**指示**
ADR機関の周知に関する引用文を、「続いて、19ページ、(2)、」を含む語句から書き写し、「私からの御説明は以上となります。」の語句で止めること。

**引用文**
────────────────

次に、(2)、周知における課題ですが、ADR機関は日常的になじみがあるものではなく、トラブルが発生して初めて必要とされるものであることから、広く周知しても効果が出にくい点や、今まさにトラブルで困っている方に対してADR機関側から直接アプローチする方法が限られているという点が課題であると考えております。18ページ、今後の計画といたしましては、ウェブ広告による直接的な周知と保険会社などを通じた間接的な周知の両面からのアプローチが効果的と考えておりますが、引き続き他機関の取組なども参考に効果的な手法を模索していきたいと考えております。
続いて、2の認知経路としては、2022年度の数値となりますが、保険会社・代理店が約4割、インターネットなどが約3割となっており、この2つで7割を占めております。
3の(1)、事業者における周知の根拠といたしましては、資料に記載のとおり、業務規程及び手続実施基本契約において規定しております。
続いて、19ページ、(2)、事業者における周知の方法ですが、当センターで作成しているパンフレット・ポスターの店頭への備付けや、お客様への配布が行われていると認識しております。また、周知の実態につきましては、これらの発注状況により間接的に把握しているほか、当センターのウェブサイトへのリンクを確認しております。その他、当協会で策定している契約概要・注意喚起情報に関するガイドラインにおきまして、注意喚起情報として当センターの記載を定めているほか、資料20ページとなりますが、損害保険の保険金支払に関するガイドラインにおきまして、保険金をお支払いできないことについて了解が得られない場合には当センターなどを案内することについて記載しております。
(3)、事業者への働きかけですが、まず、手続実施基本契約の締結時には、関係法令や根拠規程を明示した上で、具体的な周知方法を示して対応を求めております。次に、定期的な取組としては、年に1回、パンフレット・ポスターの注文案内時に根拠規程や周知方法などの関連情報を提供して対応を求めております。
私からの御説明は以上となります。
- 神作座長
どうもありがとうございました。
続きまして、保険オンブズマンの種村委員、御説明をよろしくお願いいたします。

────────────────

[元データ]
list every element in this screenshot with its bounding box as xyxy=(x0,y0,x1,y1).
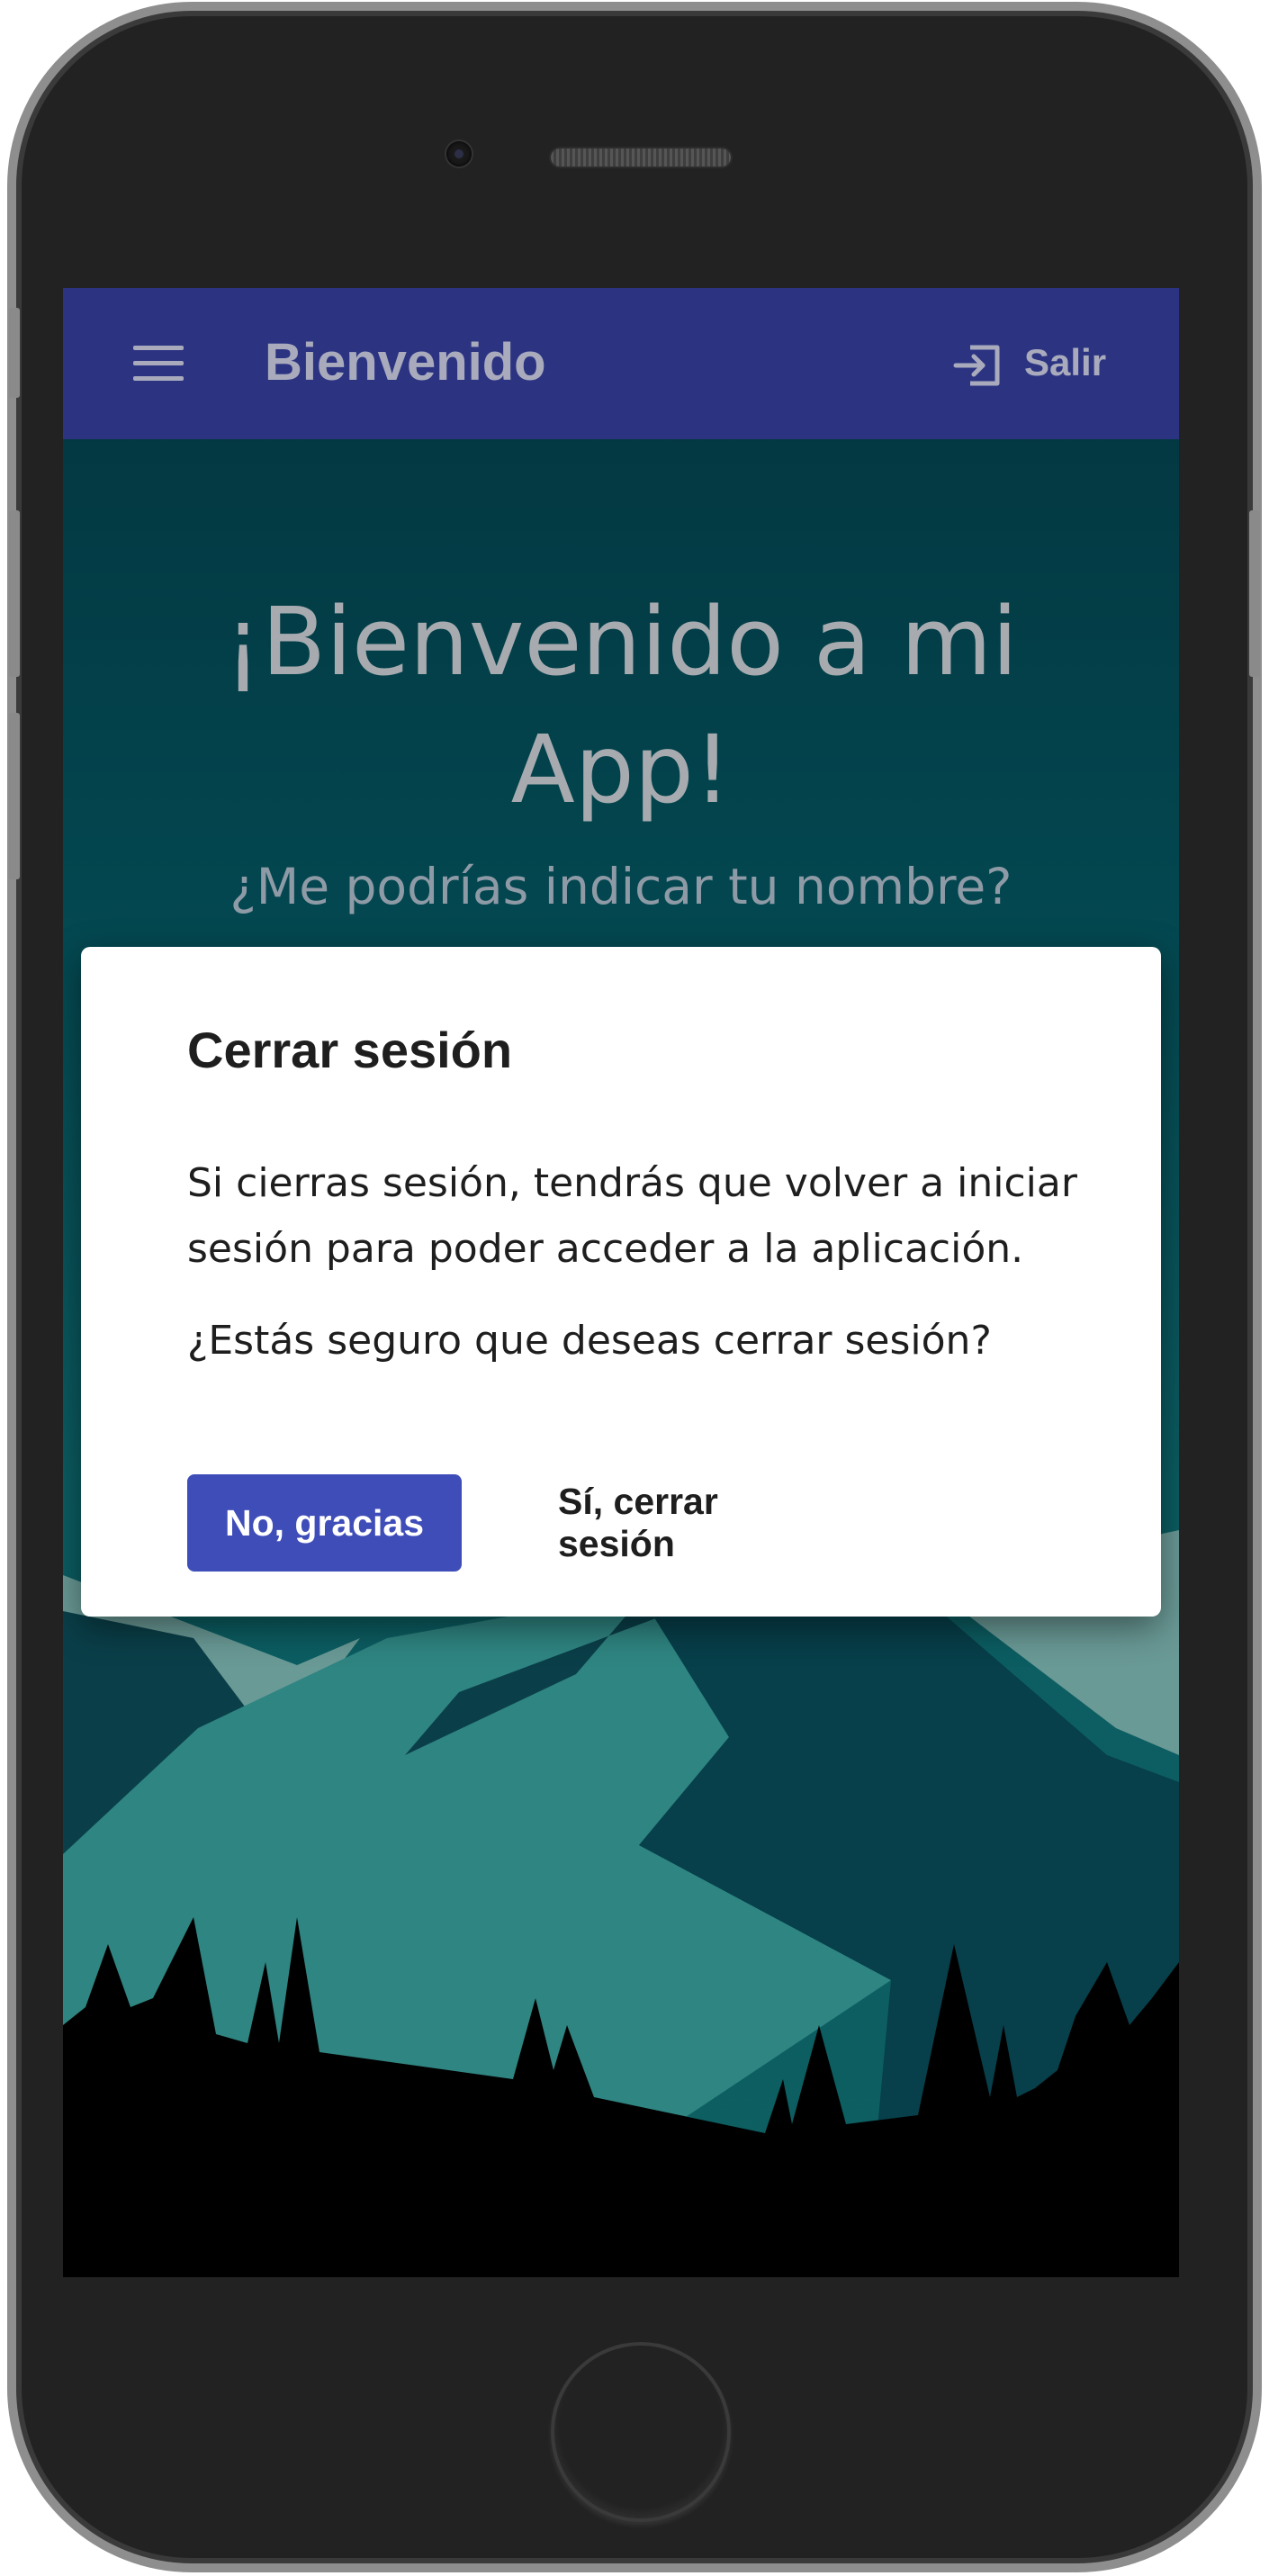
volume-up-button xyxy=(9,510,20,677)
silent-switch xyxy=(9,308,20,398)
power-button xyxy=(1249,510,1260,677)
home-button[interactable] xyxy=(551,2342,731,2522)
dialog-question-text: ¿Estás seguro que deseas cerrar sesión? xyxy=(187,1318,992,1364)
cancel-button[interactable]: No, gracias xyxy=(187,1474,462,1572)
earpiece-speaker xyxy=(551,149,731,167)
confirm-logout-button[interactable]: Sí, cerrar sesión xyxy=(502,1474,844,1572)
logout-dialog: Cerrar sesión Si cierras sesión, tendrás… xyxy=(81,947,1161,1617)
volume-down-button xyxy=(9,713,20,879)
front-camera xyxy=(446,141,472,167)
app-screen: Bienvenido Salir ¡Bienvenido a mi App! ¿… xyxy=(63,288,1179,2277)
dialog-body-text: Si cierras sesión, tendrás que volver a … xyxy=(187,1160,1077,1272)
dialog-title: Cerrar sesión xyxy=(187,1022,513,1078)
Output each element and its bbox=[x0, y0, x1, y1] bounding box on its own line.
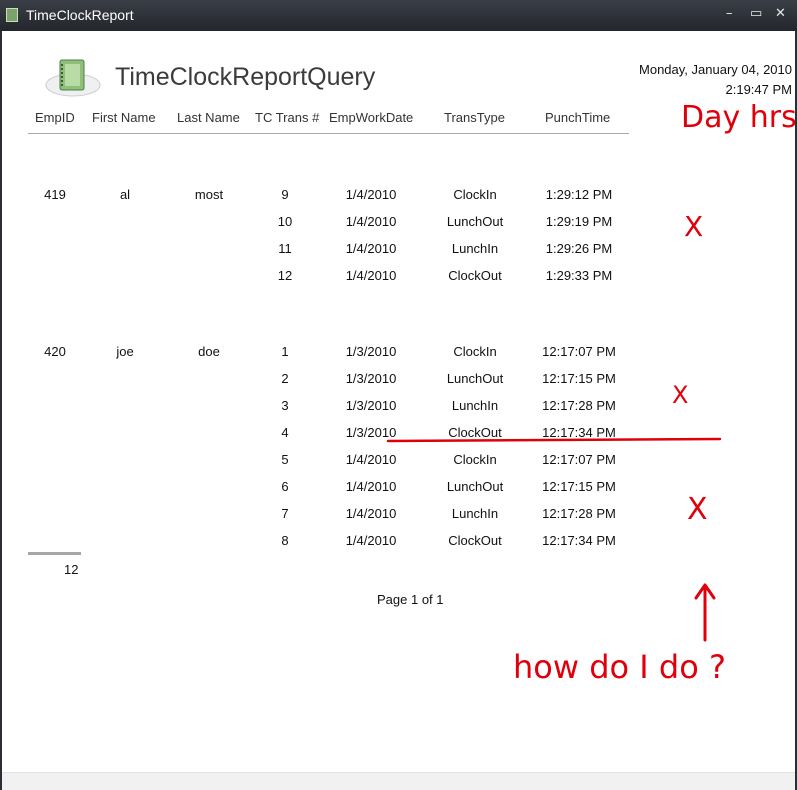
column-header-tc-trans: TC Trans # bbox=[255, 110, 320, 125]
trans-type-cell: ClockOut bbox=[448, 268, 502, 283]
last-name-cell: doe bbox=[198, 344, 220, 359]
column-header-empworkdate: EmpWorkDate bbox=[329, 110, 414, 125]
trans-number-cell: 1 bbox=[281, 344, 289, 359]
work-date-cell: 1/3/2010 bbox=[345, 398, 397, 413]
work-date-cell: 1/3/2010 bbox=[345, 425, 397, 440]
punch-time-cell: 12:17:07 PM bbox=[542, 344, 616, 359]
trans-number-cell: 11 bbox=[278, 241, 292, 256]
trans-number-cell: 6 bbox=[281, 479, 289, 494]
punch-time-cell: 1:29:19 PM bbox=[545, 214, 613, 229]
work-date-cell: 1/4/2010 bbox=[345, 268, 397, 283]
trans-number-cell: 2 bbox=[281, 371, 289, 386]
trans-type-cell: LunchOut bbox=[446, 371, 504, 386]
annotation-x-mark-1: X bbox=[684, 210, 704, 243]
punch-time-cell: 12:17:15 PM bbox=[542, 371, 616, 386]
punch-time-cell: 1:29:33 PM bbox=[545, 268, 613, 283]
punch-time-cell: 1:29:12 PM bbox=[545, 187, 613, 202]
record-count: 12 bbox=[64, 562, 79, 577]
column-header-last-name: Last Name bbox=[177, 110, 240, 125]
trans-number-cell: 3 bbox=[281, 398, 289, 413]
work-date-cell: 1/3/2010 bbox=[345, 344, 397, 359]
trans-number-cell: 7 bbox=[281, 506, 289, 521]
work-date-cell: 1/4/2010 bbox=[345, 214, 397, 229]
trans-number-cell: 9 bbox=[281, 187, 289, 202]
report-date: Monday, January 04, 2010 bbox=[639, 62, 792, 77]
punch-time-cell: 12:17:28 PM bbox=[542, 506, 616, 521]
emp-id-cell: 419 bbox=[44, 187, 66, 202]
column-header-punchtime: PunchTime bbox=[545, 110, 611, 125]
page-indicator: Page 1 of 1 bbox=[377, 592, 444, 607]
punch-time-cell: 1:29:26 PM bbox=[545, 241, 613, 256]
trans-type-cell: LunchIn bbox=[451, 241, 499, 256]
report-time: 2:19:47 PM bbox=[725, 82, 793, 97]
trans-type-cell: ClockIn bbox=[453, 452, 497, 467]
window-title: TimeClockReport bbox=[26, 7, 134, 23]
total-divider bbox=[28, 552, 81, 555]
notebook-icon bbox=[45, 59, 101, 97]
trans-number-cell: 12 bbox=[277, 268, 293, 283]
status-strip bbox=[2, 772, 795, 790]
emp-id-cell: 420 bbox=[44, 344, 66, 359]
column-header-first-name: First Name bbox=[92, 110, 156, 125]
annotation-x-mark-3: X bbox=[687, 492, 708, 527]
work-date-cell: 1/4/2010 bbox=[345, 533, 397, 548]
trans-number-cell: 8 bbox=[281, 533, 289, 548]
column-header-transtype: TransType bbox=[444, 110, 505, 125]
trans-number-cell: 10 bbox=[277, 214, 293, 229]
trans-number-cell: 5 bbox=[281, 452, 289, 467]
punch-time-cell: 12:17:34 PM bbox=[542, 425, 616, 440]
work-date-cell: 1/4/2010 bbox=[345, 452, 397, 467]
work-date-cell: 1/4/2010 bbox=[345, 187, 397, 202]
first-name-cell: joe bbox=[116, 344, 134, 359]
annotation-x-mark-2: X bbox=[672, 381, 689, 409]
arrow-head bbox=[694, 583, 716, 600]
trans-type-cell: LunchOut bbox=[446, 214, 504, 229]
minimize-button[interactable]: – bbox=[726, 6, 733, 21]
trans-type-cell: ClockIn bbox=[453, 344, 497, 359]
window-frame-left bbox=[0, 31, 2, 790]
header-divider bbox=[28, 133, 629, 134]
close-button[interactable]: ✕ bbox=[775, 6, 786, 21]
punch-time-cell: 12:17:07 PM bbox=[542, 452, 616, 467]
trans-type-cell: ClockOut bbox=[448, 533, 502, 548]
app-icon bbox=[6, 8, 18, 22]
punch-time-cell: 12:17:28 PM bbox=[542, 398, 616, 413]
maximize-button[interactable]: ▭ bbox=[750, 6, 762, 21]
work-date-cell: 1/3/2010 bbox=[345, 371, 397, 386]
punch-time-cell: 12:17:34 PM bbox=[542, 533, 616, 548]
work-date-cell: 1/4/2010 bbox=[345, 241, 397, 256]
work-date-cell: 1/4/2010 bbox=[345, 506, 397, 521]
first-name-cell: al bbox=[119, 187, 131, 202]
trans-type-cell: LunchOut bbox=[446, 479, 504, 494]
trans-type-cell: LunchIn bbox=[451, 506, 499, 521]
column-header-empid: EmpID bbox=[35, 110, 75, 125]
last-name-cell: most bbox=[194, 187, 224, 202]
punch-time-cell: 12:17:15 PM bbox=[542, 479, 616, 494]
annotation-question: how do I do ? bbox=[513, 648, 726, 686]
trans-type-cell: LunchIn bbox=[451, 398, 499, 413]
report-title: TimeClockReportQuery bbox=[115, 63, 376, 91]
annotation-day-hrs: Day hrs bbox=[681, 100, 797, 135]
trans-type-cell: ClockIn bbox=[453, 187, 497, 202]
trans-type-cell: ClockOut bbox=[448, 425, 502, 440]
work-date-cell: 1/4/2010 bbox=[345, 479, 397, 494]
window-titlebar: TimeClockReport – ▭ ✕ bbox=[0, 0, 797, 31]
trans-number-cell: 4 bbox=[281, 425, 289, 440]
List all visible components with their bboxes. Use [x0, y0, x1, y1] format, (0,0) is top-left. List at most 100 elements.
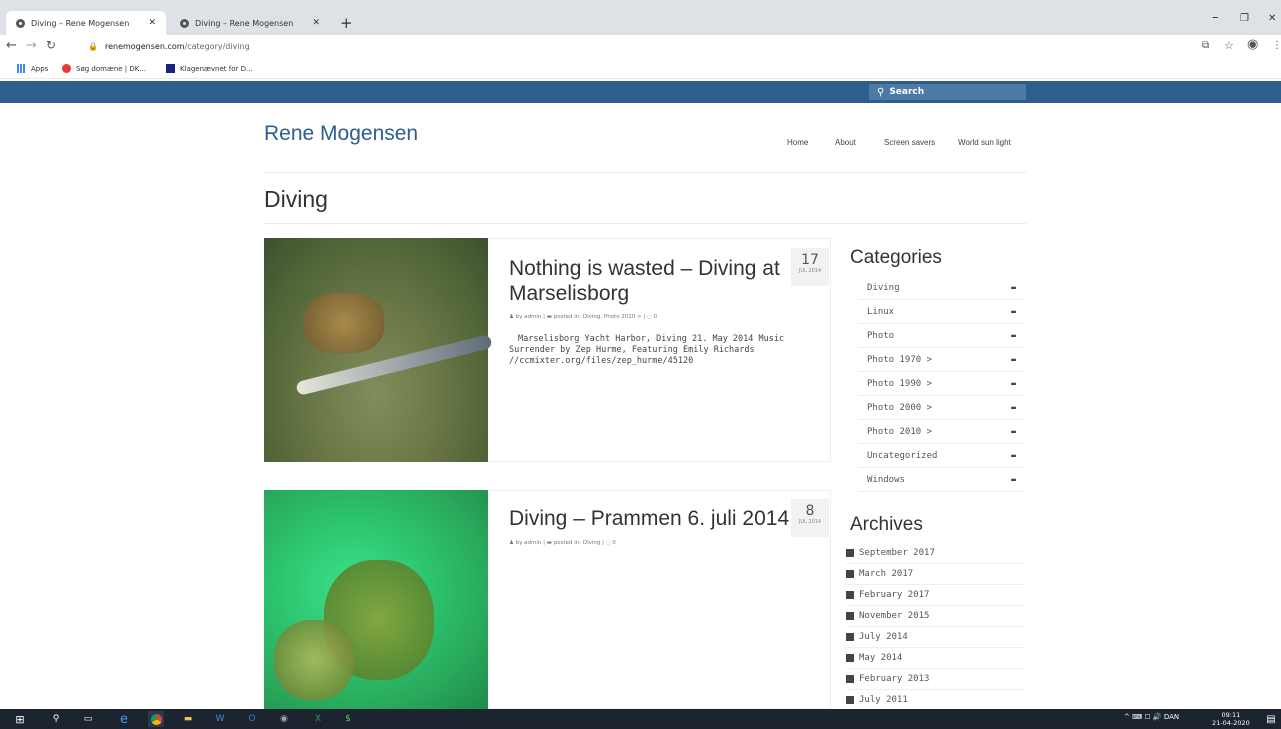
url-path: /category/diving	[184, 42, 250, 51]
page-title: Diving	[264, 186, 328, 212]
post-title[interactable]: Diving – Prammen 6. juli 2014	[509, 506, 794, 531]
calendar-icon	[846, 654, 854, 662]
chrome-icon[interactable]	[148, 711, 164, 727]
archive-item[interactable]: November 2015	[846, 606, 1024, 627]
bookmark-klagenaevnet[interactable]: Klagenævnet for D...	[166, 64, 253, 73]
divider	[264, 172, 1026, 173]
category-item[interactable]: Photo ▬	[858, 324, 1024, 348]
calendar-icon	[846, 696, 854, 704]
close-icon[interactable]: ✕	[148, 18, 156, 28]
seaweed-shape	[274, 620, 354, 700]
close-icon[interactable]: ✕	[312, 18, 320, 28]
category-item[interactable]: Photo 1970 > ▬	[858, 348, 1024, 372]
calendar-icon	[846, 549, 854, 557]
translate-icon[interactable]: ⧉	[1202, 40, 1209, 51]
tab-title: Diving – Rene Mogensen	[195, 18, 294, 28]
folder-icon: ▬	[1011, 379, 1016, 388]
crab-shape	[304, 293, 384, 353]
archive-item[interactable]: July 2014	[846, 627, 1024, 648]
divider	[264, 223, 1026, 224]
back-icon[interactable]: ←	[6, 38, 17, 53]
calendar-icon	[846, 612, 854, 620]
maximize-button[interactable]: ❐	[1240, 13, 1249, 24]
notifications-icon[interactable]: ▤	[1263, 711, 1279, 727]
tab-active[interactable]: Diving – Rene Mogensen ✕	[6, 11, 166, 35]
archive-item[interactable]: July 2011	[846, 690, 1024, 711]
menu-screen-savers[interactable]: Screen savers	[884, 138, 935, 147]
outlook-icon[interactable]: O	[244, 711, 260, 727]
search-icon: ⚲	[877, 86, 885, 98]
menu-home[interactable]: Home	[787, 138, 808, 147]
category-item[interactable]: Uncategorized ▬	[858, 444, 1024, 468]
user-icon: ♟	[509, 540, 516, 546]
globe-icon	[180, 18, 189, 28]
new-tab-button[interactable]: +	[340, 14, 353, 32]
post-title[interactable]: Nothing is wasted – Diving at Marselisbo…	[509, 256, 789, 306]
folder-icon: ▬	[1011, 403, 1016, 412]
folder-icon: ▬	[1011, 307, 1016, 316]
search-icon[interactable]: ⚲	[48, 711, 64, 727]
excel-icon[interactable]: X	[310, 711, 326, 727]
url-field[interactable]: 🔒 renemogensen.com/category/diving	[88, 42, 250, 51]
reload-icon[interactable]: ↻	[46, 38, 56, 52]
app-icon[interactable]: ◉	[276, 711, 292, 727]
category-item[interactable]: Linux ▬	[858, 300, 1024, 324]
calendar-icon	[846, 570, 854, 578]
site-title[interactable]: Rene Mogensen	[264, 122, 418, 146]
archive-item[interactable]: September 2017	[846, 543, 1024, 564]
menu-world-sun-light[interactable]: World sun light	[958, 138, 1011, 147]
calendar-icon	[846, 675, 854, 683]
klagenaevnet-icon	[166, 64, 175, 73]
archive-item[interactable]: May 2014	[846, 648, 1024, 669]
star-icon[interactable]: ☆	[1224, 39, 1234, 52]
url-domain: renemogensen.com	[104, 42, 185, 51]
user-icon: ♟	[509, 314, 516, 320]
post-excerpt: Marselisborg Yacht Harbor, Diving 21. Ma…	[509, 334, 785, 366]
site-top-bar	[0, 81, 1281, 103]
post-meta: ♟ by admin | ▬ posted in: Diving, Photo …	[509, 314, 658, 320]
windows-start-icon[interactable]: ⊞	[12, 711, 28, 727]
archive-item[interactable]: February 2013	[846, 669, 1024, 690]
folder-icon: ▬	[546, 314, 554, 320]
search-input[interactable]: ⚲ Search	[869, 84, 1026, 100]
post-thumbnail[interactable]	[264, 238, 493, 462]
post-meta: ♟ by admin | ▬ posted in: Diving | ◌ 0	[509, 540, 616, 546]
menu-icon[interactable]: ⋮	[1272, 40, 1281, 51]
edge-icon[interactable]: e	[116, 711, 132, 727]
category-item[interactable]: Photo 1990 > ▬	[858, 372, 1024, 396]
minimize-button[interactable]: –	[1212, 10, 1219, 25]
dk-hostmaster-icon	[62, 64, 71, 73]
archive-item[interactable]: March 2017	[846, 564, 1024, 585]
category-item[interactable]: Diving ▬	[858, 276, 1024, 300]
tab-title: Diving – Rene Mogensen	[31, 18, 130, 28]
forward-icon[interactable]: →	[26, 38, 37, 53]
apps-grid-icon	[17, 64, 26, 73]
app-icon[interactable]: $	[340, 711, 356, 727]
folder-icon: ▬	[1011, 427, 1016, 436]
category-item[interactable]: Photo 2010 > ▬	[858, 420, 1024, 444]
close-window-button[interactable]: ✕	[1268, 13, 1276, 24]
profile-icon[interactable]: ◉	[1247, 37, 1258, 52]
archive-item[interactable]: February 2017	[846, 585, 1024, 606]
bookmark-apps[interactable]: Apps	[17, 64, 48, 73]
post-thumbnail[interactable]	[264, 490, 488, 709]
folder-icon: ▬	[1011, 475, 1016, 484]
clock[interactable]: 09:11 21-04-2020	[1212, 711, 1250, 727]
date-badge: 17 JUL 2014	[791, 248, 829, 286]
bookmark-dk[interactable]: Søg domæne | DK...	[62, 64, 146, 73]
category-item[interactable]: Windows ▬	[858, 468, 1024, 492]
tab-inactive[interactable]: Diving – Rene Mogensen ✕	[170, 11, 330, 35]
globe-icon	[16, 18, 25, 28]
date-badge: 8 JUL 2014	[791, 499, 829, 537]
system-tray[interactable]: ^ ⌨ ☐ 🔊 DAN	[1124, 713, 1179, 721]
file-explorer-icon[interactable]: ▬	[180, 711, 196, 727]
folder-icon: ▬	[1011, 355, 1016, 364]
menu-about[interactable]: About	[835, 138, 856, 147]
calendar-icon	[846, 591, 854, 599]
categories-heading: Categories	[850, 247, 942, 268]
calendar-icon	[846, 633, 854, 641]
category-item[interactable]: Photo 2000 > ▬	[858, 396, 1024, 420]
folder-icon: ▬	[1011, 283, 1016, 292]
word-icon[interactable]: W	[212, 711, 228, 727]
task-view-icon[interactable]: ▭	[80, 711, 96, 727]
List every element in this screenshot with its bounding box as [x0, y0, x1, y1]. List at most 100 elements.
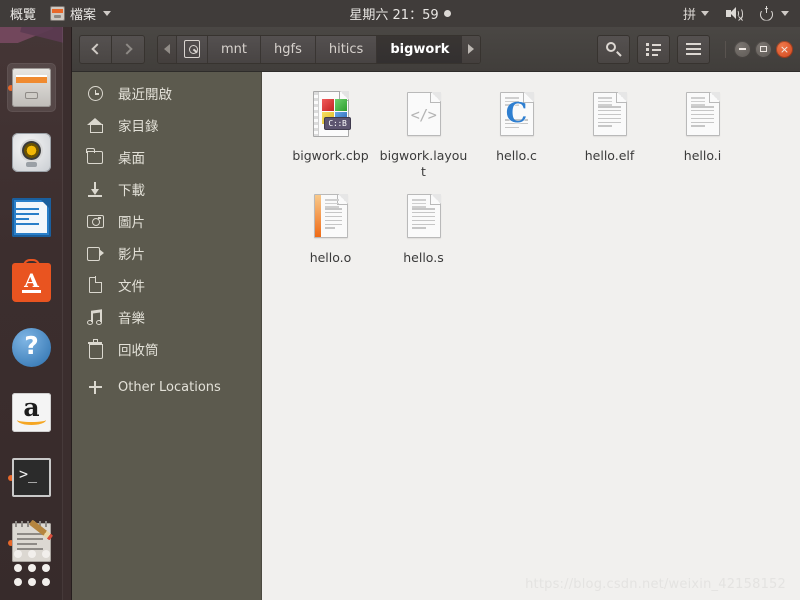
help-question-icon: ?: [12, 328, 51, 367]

────────────────

**最終結果**
続いて、19ページ、(2)、事業者における周知の方法ですが、当センターで作成しているパンフレット・ポスターの店頭への備付けや、お客様への配布が行われていると認識しております。また、周知の実態につきましては、これらの発注状況により間接的に把握しているほか、当センターのウェブサイトへのリンクを確認しております。その他、当協会で策定している契約概要・注意喚起情報に関するガイドラインにおきまして、注意喚起情報として当センターの記載を定めているほか、資料20ページとなりますが、損害保険の保険金支払に関するガイドラインにおきまして、保険金をお支払いできないことについて了解が得られない場合には当センターなどを案内することについて記載しております。
(3)、事業者への働きかけですが、まず、手続実施基本契約の締結時には、関係法令や根拠規程を明示した上で、具体的な周知方法を示して対応を求めております。次に、定期的な取組としては、年に1回、パンフレット・ポスターの注文案内時に根拠規程や周知方法などの関連情報を提供して対応を求めております。
私からの御説明は以上となります。